==== Dataset records ====

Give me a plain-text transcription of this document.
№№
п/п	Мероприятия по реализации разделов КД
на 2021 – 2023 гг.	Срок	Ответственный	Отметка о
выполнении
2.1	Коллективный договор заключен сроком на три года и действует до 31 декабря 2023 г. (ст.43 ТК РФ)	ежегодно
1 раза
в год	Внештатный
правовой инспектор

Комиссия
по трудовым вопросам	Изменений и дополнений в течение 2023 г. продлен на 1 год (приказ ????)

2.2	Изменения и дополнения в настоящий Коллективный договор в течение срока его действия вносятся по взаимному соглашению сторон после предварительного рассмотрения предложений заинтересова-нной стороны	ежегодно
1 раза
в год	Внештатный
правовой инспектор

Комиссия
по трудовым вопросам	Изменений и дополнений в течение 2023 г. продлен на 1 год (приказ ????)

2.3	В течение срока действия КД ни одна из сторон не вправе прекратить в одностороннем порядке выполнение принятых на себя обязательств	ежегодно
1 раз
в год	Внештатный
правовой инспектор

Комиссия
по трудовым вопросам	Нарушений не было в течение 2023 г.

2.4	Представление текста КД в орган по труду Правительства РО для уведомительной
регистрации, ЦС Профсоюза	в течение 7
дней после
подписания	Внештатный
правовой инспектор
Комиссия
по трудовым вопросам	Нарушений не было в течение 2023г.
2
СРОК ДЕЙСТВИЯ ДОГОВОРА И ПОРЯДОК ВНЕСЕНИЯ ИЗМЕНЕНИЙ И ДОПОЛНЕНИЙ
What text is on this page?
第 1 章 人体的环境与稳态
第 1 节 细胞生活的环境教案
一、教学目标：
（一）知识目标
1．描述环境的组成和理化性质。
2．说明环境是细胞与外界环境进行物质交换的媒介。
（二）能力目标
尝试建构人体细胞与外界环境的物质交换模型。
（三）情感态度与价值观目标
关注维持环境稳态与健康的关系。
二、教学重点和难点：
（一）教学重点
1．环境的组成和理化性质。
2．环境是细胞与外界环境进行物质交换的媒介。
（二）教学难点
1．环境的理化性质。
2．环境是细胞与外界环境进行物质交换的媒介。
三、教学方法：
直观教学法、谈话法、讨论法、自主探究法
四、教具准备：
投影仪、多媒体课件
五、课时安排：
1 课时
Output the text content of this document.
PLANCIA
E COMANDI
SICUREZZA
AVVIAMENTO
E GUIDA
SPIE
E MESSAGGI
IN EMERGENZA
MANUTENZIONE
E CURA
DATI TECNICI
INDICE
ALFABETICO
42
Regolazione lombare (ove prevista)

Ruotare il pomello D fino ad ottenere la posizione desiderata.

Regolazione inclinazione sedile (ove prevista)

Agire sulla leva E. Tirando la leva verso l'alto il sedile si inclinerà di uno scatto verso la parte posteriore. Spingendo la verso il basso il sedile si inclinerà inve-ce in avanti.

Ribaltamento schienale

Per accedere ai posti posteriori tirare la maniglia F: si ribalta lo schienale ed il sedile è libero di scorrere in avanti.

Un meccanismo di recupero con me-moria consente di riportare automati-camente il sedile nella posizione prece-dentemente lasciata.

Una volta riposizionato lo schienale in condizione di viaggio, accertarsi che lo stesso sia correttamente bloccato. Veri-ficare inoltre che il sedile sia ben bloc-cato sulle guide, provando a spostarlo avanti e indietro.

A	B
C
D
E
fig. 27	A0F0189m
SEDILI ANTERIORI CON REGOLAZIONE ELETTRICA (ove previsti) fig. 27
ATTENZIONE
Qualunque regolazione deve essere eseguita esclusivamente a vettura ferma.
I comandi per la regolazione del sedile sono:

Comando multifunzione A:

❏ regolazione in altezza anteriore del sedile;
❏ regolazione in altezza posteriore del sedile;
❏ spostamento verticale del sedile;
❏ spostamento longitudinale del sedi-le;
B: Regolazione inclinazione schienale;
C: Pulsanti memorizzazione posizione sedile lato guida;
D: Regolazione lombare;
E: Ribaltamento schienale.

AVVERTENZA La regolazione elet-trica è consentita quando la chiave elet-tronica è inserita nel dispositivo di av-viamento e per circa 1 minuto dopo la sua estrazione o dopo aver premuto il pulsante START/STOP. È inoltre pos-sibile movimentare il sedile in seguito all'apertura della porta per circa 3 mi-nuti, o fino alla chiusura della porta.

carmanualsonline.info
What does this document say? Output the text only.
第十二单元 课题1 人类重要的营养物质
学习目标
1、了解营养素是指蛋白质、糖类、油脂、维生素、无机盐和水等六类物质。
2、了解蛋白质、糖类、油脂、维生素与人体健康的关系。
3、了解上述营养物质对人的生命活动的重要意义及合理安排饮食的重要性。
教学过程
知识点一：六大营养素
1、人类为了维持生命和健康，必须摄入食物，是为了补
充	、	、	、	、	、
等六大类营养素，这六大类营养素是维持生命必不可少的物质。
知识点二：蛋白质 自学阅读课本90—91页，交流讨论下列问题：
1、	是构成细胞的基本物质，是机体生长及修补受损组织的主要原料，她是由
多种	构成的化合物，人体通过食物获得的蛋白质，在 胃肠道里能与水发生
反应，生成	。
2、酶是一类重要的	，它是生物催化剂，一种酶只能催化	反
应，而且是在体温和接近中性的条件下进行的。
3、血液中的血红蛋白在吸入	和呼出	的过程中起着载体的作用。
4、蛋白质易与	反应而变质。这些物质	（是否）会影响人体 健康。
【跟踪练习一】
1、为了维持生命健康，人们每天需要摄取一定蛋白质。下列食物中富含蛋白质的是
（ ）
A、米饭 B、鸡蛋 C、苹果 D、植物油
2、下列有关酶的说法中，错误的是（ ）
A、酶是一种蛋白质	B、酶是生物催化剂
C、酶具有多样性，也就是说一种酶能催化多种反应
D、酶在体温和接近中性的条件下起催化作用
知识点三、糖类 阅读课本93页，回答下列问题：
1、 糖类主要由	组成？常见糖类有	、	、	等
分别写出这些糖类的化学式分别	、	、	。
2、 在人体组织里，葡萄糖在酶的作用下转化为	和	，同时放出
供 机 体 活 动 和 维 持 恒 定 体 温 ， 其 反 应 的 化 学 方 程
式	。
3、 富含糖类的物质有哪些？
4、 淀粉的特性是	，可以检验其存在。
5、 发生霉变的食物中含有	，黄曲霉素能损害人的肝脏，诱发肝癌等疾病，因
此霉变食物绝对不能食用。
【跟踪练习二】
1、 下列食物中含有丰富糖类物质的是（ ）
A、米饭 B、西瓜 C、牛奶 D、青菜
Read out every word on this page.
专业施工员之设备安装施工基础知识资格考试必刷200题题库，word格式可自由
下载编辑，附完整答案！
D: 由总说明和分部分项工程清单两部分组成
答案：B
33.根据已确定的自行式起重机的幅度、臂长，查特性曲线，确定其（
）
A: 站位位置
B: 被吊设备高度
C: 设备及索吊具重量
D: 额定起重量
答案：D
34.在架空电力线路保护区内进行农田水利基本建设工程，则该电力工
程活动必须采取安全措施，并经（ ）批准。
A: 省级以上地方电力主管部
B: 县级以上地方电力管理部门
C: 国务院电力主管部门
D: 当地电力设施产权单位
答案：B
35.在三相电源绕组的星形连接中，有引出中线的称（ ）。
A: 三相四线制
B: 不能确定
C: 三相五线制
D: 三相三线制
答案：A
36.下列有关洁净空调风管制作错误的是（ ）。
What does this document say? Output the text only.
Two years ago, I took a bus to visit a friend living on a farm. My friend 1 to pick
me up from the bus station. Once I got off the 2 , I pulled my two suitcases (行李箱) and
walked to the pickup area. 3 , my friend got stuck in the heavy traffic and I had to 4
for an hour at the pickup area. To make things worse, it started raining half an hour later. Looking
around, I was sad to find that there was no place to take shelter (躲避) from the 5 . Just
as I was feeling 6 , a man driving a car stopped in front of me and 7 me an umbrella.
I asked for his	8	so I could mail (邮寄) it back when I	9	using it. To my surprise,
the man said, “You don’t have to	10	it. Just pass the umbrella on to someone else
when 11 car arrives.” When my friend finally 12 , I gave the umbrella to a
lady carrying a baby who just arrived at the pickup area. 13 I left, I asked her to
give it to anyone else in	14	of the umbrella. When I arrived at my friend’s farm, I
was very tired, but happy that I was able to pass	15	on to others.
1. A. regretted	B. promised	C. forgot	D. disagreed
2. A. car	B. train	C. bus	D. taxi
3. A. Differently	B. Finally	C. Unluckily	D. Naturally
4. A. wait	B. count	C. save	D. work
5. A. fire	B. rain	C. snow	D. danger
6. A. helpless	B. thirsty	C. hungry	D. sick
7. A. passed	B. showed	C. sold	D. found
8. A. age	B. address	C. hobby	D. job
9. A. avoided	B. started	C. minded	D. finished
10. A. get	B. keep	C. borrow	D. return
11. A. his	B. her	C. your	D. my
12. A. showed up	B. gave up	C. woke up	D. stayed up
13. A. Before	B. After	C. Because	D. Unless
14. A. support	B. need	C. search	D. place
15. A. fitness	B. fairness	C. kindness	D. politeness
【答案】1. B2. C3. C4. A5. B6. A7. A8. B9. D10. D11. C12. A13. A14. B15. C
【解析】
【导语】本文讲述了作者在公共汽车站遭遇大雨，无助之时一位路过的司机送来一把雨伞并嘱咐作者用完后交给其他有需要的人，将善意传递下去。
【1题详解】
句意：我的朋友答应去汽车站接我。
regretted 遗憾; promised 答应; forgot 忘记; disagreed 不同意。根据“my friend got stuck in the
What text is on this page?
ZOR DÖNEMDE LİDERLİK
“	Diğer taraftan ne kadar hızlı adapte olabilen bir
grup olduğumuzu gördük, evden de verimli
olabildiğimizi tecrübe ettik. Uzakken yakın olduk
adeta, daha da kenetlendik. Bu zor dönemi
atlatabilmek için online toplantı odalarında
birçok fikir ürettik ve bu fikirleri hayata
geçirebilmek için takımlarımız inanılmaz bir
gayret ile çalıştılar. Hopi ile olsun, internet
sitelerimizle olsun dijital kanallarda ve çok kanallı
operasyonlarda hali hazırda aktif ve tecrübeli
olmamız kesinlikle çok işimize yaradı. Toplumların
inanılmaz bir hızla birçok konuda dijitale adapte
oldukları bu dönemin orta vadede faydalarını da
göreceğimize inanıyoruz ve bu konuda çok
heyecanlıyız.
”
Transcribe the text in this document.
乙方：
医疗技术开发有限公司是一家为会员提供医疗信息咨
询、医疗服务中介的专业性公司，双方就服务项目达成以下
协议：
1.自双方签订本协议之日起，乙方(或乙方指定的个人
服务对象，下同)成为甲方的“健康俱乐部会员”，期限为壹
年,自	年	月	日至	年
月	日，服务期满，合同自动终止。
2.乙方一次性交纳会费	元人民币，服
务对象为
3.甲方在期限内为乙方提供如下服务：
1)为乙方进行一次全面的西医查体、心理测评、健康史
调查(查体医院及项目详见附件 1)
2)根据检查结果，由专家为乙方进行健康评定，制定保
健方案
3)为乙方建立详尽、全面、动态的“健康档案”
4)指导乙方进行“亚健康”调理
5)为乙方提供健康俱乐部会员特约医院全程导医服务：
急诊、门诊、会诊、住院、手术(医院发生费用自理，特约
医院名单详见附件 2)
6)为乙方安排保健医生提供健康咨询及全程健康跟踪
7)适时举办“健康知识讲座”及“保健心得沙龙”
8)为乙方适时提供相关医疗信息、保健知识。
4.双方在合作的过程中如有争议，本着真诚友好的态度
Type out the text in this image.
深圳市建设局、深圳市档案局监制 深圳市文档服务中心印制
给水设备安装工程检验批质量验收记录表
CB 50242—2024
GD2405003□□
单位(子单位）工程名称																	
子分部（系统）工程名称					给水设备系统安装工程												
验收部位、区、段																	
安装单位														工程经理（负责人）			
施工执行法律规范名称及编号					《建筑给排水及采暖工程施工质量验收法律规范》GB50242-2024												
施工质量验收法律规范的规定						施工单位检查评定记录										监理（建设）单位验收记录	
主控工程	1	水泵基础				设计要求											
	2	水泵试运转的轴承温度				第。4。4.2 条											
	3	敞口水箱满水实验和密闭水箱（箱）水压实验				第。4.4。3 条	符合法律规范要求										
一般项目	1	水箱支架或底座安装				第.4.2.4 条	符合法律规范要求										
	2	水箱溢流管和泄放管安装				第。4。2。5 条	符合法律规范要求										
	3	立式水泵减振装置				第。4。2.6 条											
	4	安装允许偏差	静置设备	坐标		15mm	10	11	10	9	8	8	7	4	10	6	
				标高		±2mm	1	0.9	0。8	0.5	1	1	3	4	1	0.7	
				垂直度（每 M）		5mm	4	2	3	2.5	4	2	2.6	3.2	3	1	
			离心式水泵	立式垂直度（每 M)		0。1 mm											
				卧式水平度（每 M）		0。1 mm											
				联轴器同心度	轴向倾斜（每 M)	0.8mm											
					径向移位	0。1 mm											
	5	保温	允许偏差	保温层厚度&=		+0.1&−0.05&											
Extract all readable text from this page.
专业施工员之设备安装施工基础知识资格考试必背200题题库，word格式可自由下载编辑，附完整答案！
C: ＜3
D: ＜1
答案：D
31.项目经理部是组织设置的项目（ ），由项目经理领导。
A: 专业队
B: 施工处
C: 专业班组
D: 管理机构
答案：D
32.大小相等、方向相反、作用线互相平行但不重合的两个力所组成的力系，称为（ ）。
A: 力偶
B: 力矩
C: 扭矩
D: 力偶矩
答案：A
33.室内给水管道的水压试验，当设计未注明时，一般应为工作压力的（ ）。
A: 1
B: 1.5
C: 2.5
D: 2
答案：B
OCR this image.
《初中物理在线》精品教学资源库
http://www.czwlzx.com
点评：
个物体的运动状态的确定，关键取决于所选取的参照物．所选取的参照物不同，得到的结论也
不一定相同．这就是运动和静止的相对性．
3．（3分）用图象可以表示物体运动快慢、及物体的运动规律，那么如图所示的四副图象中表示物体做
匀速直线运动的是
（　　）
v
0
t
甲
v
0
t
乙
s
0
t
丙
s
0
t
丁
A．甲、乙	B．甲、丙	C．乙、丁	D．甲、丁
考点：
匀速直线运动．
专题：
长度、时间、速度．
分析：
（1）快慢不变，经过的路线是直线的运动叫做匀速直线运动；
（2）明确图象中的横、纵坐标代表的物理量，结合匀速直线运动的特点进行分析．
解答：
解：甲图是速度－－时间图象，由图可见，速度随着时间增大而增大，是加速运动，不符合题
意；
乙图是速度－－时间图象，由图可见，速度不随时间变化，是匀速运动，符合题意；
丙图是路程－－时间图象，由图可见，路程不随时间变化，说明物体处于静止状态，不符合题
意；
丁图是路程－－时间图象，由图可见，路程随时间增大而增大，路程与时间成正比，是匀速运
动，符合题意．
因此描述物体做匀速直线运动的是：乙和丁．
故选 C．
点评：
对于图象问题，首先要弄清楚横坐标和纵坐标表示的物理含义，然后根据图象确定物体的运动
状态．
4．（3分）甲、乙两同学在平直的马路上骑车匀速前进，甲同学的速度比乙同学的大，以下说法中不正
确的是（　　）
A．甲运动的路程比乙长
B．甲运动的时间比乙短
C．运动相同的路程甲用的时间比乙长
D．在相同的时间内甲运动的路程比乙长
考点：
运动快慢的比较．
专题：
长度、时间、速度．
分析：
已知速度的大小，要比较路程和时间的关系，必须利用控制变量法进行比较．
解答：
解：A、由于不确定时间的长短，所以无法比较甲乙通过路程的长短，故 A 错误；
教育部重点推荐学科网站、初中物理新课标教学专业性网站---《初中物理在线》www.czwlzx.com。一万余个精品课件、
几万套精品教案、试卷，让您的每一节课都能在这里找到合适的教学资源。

====

** Required task **
Quote the lines of the listing above that run from the line with "Extract all readable text from this page." through its last line, both included, and nothing else.

** Solved exercise **
Extract all readable text from this page.
专业施工员之设备安装施工基础知识资格考试必背200题题库，word格式可自由下载编辑，附完整答案！
C: ＜3
D: ＜1
答案：D
31.项目经理部是组织设置的项目（ ），由项目经理领导。
A: 专业队
B: 施工处
C: 专业班组
D: 管理机构
答案：D
32.大小相等、方向相反、作用线互相平行但不重合的两个力所组成的力系，称为（ ）。
A: 力偶
B: 力矩
C: 扭矩
D: 力偶矩
答案：A
33.室内给水管道的水压试验，当设计未注明时，一般应为工作压力的（ ）。
A: 1
B: 1.5
C: 2.5
D: 2
答案：B
OCR this image.
《初中物理在线》精品教学资源库
http://www.czwlzx.com
点评：
个物体的运动状态的确定，关键取决于所选取的参照物．所选取的参照物不同，得到的结论也
不一定相同．这就是运动和静止的相对性．
3．（3分）用图象可以表示物体运动快慢、及物体的运动规律，那么如图所示的四副图象中表示物体做
匀速直线运动的是
（　　）
v
0
t
甲
v
0
t
乙
s
0
t
丙
s
0
t
丁
A．甲、乙	B．甲、丙	C．乙、丁	D．甲、丁
考点：
匀速直线运动．
专题：
长度、时间、速度．
分析：
（1）快慢不变，经过的路线是直线的运动叫做匀速直线运动；
（2）明确图象中的横、纵坐标代表的物理量，结合匀速直线运动的特点进行分析．
解答：
解：甲图是速度－－时间图象，由图可见，速度随着时间增大而增大，是加速运动，不符合题
意；
乙图是速度－－时间图象，由图可见，速度不随时间变化，是匀速运动，符合题意；
丙图是路程－－时间图象，由图可见，路程不随时间变化，说明物体处于静止状态，不符合题
意；
丁图是路程－－时间图象，由图可见，路程随时间增大而增大，路程与时间成正比，是匀速运
动，符合题意．
因此描述物体做匀速直线运动的是：乙和丁．
故选 C．
点评：
对于图象问题，首先要弄清楚横坐标和纵坐标表示的物理含义，然后根据图象确定物体的运动
状态．
4．（3分）甲、乙两同学在平直的马路上骑车匀速前进，甲同学的速度比乙同学的大，以下说法中不正
确的是（　　）
A．甲运动的路程比乙长
B．甲运动的时间比乙短
C．运动相同的路程甲用的时间比乙长
D．在相同的时间内甲运动的路程比乙长
考点：
运动快慢的比较．
专题：
长度、时间、速度．
分析：
已知速度的大小，要比较路程和时间的关系，必须利用控制变量法进行比较．
解答：
解：A、由于不确定时间的长短，所以无法比较甲乙通过路程的长短，故 A 错误；
教育部重点推荐学科网站、初中物理新课标教学专业性网站---《初中物理在线》www.czwlzx.com。一万余个精品课件、
几万套精品教案、试卷，让您的每一节课都能在这里找到合适的教学资源。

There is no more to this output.